Saved data entries
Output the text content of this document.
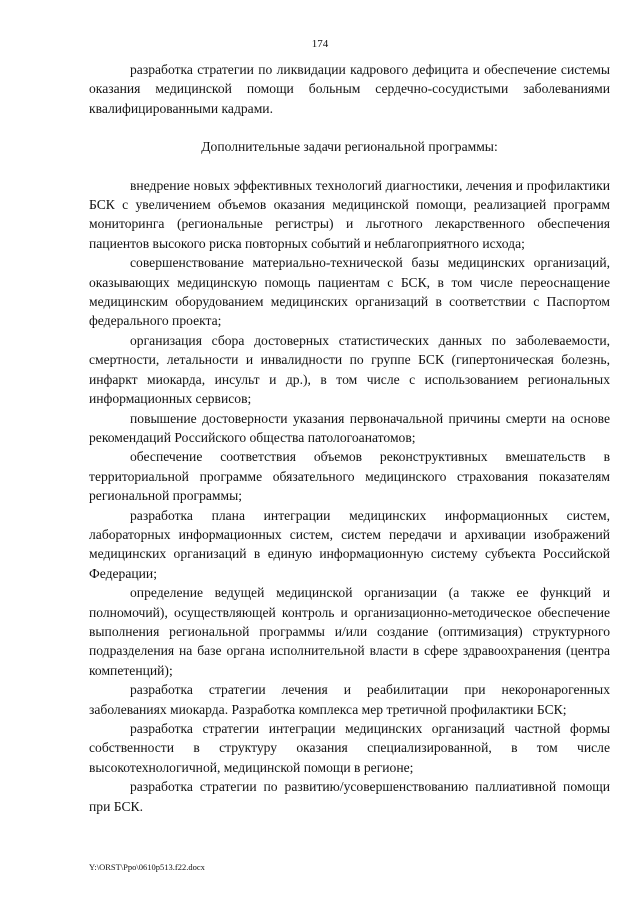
174

разработка стратегии по ликвидации кадрового дефицита и обеспечение системы оказания медицинской помощи больным сердечно-сосудистыми заболеваниями квалифицированными кадрами.

Дополнительные задачи региональной программы:

внедрение новых эффективных технологий диагностики, лечения и профилактики БСК с увеличением объемов оказания медицинской помощи, реализацией программ мониторинга (региональные регистры) и льготного лекарственного обеспечения пациентов высокого риска повторных событий и неблагоприятного исхода;

совершенствование материально-технической базы медицинских организаций, оказывающих медицинскую помощь пациентам с БСК, в том числе переоснащение медицинским оборудованием медицинских организаций в соответствии с Паспортом федерального проекта;

организация сбора достоверных статистических данных по заболеваемости, смертности, летальности и инвалидности по группе БСК (гипертоническая болезнь, инфаркт миокарда, инсульт и др.), в том числе с использованием региональных информационных сервисов;

повышение достоверности указания первоначальной причины смерти на основе рекомендаций Российского общества патологоанатомов;

обеспечение соответствия объемов реконструктивных вмешательств в территориальной программе обязательного медицинского страхования показателям региональной программы;

разработка плана интеграции медицинских информационных систем, лабораторных информационных систем, систем передачи и архивации изображений медицинских организаций в единую информационную систему субъекта Российской Федерации;

определение ведущей медицинской организации (а также ее функций и полномочий), осуществляющей контроль и организационно-методическое обеспечение выполнения региональной программы и/или создание (оптимизация) структурного подразделения на базе органа исполнительной власти в сфере здравоохранения (центра компетенций);

разработка стратегии лечения и реабилитации при некоронарогенных заболеваниях миокарда. Разработка комплекса мер третичной профилактики БСК;

разработка стратегии интеграции медицинских организаций частной формы собственности в структуру оказания специализированной, в том числе высокотехнологичной, медицинской помощи в регионе;

разработка стратегии по развитию/усовершенствованию паллиативной помощи при БСК.

Y:\ORST\Ppo\0610p513.f22.docx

WHAT YOU WILL DO => Within the listing above, find every line containing the string "стратегии" and return it.

TASK ANSWER =>
разработка стратегии по ликвидации кадрового дефицита и обеспечение системы оказания медицинской помощи больным сердечно-сосудистыми заболеваниями квалифицированными кадрами.
разработка стратегии лечения и реабилитации при некоронарогенных заболеваниях миокарда. Разработка комплекса мер третичной профилактики БСК;
разработка стратегии интеграции медицинских организаций частной формы собственности в структуру оказания специализированной, в том числе высокотехнологичной, медицинской помощи в регионе;
разработка стратегии по развитию/усовершенствованию паллиативной помощи при БСК.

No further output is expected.